- TASK TO CARRY OUT
Please write out the data lines starting at the line that contains "bard-crest-icon[interactable]: Ⅲ [528,452,547,472]" and ending at the line that contains "character-avatar[interactable] [8,6,90,88]", including both of those lines.

- ITEMS
>> Start

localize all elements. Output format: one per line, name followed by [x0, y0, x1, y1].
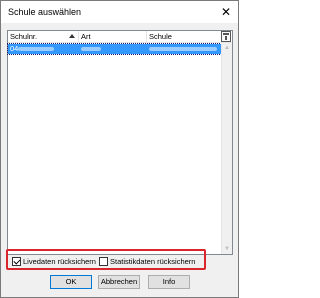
column-header-schulnr[interactable]: Schulnr. [8, 31, 79, 43]
livedaten-label: Livedaten rücksichern [23, 257, 96, 266]
cell-schule-redacted [149, 47, 217, 51]
cancel-button[interactable]: Abbrechen [98, 275, 140, 289]
sort-ascending-icon [69, 34, 75, 38]
info-button[interactable]: Info [148, 275, 190, 289]
list-header: Schulnr. Art Schule [8, 31, 232, 43]
scroll-down-icon[interactable]: ▼ [222, 244, 232, 254]
cell-art-redacted [81, 47, 101, 51]
school-select-dialog: Schule auswählen ✕ Schulnr. Art Schule 0… [0, 0, 239, 298]
close-icon[interactable]: ✕ [218, 4, 234, 20]
vertical-scrollbar[interactable]: ▲ ▼ [221, 43, 232, 254]
column-header-art[interactable]: Art [79, 31, 147, 43]
redacted-text [18, 47, 54, 51]
statistikdaten-label: Statistikdaten rücksichern [110, 257, 196, 266]
dialog-title: Schule auswählen [8, 7, 82, 17]
title-bar: Schule auswählen ✕ [1, 1, 238, 23]
column-header-label: Schule [149, 32, 172, 41]
column-header-label: Art [81, 32, 91, 41]
column-header-schule[interactable]: Schule [147, 31, 221, 43]
statistikdaten-checkbox[interactable] [99, 257, 108, 266]
table-row[interactable]: 04 [7, 43, 222, 55]
livedaten-checkbox[interactable] [12, 257, 21, 266]
restore-options: Livedaten rücksichern Statistikdaten rüc… [6, 249, 206, 270]
statistikdaten-option[interactable]: Statistikdaten rücksichern [99, 256, 195, 267]
scroll-up-icon[interactable]: ▲ [222, 43, 232, 53]
column-header-label: Schulnr. [10, 32, 38, 41]
school-list[interactable]: Schulnr. Art Schule 04 ▲ ▼ [7, 30, 233, 255]
livedaten-option[interactable]: Livedaten rücksichern [12, 256, 96, 267]
ok-button[interactable]: OK [50, 275, 92, 289]
column-chooser-icon[interactable] [221, 31, 231, 42]
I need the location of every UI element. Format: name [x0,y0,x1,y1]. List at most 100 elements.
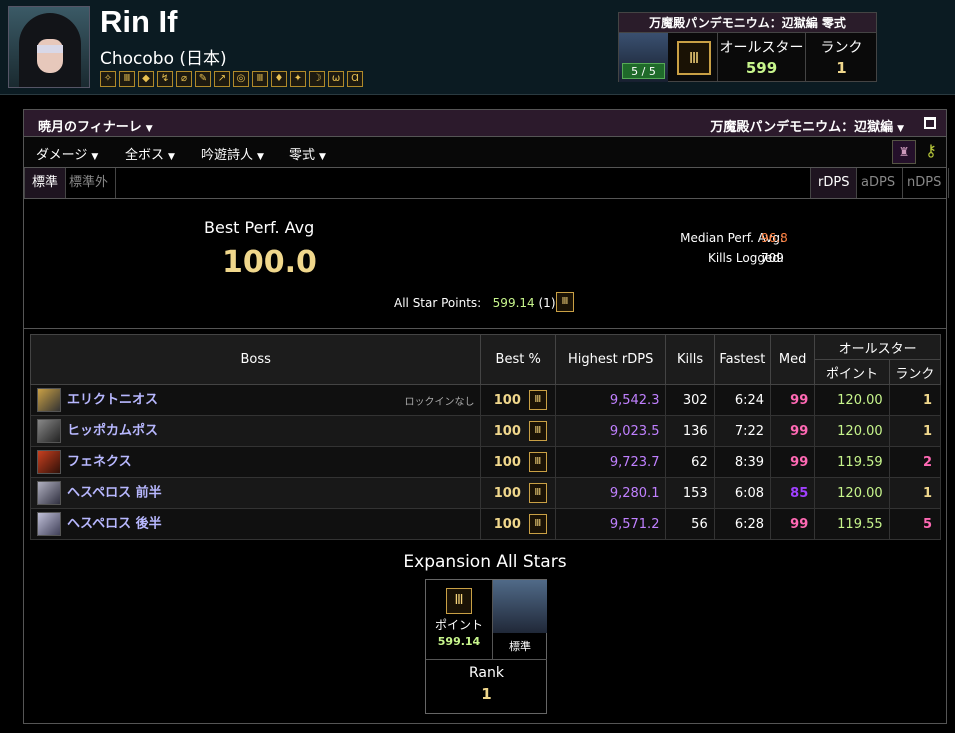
bard-crest-icon[interactable]: Ⅲ [528,452,547,472]
kills-cell: 56 [665,508,715,540]
key-icon[interactable]: ⚷ [919,140,943,164]
white-mage-icon[interactable]: ⌀ [176,71,192,87]
rankings-panel: 暁月のフィナーレ ▼ 万魔殿パンデモニウム：辺獄編 ▼ ダメージ ▼ 全ボス ▼ 吟遊詩… [23,109,950,724]
filter-bar: ダメージ ▼ 全ボス ▼ 吟遊詩人 ▼ 零式 ▼ ♜ ⚷ [24,137,946,168]
expansion-points-label: ポイント [434,618,483,632]
kills-cell: 302 [665,384,715,416]
character-avatar[interactable] [8,6,90,88]
table-row[interactable]: ヘスペロス 後半 100 Ⅲ 9,571.2 56 6:28 99 119.55 … [29,508,942,540]
boss-portrait-icon [37,450,61,474]
bard-crest-icon[interactable]: Ⅲ [528,390,547,410]
monk-icon[interactable]: Ⅲ [252,71,268,87]
dark-knight-icon[interactable]: ◆ [138,71,154,87]
filter-difficulty[interactable]: 零式 ▼ [289,144,326,163]
character-name[interactable]: Rin If [100,4,178,40]
fastest-cell: 6:08 [713,477,772,509]
bard-crest-icon[interactable]: Ⅲ [528,483,547,503]
rank-cell: 1 [888,477,942,509]
allstar-value: 599 [745,59,778,77]
gunbreaker-icon[interactable]: ↯ [157,71,173,87]
points-cell: 120.00 [814,477,890,509]
allstar-points-rank: (1) [538,296,556,310]
raid-group-icon[interactable]: ♜ [892,140,916,164]
tab-non-standard[interactable]: 標準外 [62,168,117,198]
col-points[interactable]: ポイント [814,359,890,385]
boss-cell[interactable]: エリクトニオス ロックインなし [29,384,482,416]
table-row[interactable]: ヒッポカムポス 100 Ⅲ 9,023.5 136 7:22 99 120.00 … [29,415,942,447]
ninja-icon[interactable]: ✦ [290,71,306,87]
tab-standard[interactable]: 標準 [24,168,67,198]
bard-crest-icon[interactable]: Ⅲ [528,421,547,441]
boss-cell[interactable]: ヘスペロス 前半 [29,477,482,509]
boss-name: ヒッポカムポス [67,423,159,439]
table-row[interactable]: フェネクス 100 Ⅲ 9,723.7 62 8:39 99 119.59 2 [29,446,942,478]
rank-cell: 5 [888,508,942,540]
zone-selector-label: 万魔殿パンデモニウム：辺獄編 [710,120,894,135]
server-name[interactable]: Chocobo (日本) [100,44,227,69]
table-row[interactable]: エリクトニオス ロックインなし 100 Ⅲ 9,542.3 302 6:24 99 … [29,384,942,416]
chevron-down-icon: ▼ [168,152,175,162]
rdps-cell[interactable]: 9,023.5 [554,415,667,447]
expansion-title: Expansion All Stars [403,552,567,572]
filter-spec[interactable]: 吟遊詩人 ▼ [201,144,264,163]
reaper-icon[interactable]: ω [328,71,344,87]
boss-cell[interactable]: ヒッポカムポス [29,415,482,447]
rdps-cell[interactable]: 9,542.3 [554,384,667,416]
col-fastest[interactable]: Fastest [713,334,772,385]
expansion-standard[interactable]: 標準 [493,580,547,660]
col-best[interactable]: Best % [480,334,556,385]
bard-icon[interactable]: Ɑ [347,71,363,87]
best-cell: 100 Ⅲ [480,415,556,447]
filter-boss[interactable]: 全ボス ▼ [125,144,175,163]
class-selector-label: 暁月のフィナーレ [38,120,142,135]
bard-crest-icon[interactable]: Ⅲ [528,514,547,534]
zone-thumbnail[interactable]: 5 / 5 [619,33,668,82]
best-value: 100 [493,392,521,408]
rdps-cell[interactable]: 9,723.7 [554,446,667,478]
zone-thumbnail [493,580,547,633]
zone-selector[interactable]: 万魔殿パンデモニウム：辺獄編 ▼ [710,116,904,135]
astrologian-icon[interactable]: ↗ [214,71,230,87]
sage-icon[interactable]: ◎ [233,71,249,87]
filter-spec-label: 吟遊詩人 [201,148,254,163]
col-rank[interactable]: ランク [888,359,942,385]
expansion-points-value: 599.14 [437,635,481,648]
tab-adps[interactable]: aDPS [854,168,904,198]
boss-name: ヘスペロス 後半 [67,516,162,532]
col-kills[interactable]: Kills [665,334,715,385]
scholar-icon[interactable]: ✎ [195,71,211,87]
med-cell: 99 [770,415,816,447]
chevron-down-icon: ▼ [257,152,264,162]
col-med[interactable]: Med [770,334,816,385]
points-cell: 120.00 [814,415,890,447]
boss-cell[interactable]: ヘスペロス 後半 [29,508,482,540]
zone-title[interactable]: 万魔殿パンデモニウム：辺獄編 零式 [619,13,876,33]
col-boss[interactable]: Boss [29,334,482,385]
paladin-icon[interactable]: ✧ [100,71,116,87]
warrior-icon[interactable]: Ⅲ [119,71,135,87]
fastest-cell: 8:39 [713,446,772,478]
class-selector[interactable]: 暁月のフィナーレ ▼ [38,116,153,135]
zone-summary-box: 万魔殿パンデモニウム：辺獄編 零式 5 / 5 Ⅲ オールスター 599 ランク… [618,12,877,82]
median-perf-value: 96.8 [761,231,788,245]
rdps-cell[interactable]: 9,571.2 [554,508,667,540]
tab-ndps[interactable]: nDPS [900,168,950,198]
table-row[interactable]: ヘスペロス 前半 100 Ⅲ 9,280.1 153 6:08 85 120.00… [29,477,942,509]
best-cell: 100 Ⅲ [480,446,556,478]
dragoon-icon[interactable]: ♦ [271,71,287,87]
fastest-cell: 6:28 [713,508,772,540]
allstar-points-label: All Star Points: [394,296,482,310]
rdps-cell[interactable]: 9,280.1 [554,477,667,509]
boss-portrait-icon [37,512,61,536]
boss-cell[interactable]: フェネクス [29,446,482,478]
chevron-down-icon: ▼ [91,152,99,162]
boss-portrait-icon [37,481,61,505]
rank-cell: 1 [888,384,942,416]
chevron-down-icon: ▼ [897,124,904,134]
kills-cell: 153 [665,477,715,509]
maximize-icon[interactable] [924,117,936,129]
col-highest-rdps[interactable]: Highest rDPS [554,334,667,385]
samurai-icon[interactable]: ☽ [309,71,325,87]
filter-metric[interactable]: ダメージ ▼ [36,144,98,163]
tab-rdps[interactable]: rDPS [810,168,858,198]
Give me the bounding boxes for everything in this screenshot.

>> End

- EXPECTED ANSWER
bard-crest-icon[interactable]: Ⅲ [528,452,547,472]
kills-cell: 56 [665,508,715,540]
key-icon[interactable]: ⚷ [919,140,943,164]
white-mage-icon[interactable]: ⌀ [176,71,192,87]
rankings-panel: 暁月のフィナーレ ▼ 万魔殿パンデモニウム：辺獄編 ▼ ダメージ ▼ 全ボス ▼ 吟遊詩… [23,109,950,724]
filter-bar: ダメージ ▼ 全ボス ▼ 吟遊詩人 ▼ 零式 ▼ ♜ ⚷ [24,137,946,168]
expansion-points-label: ポイント [434,618,483,632]
kills-cell: 302 [665,384,715,416]
character-avatar[interactable] [8,6,90,88]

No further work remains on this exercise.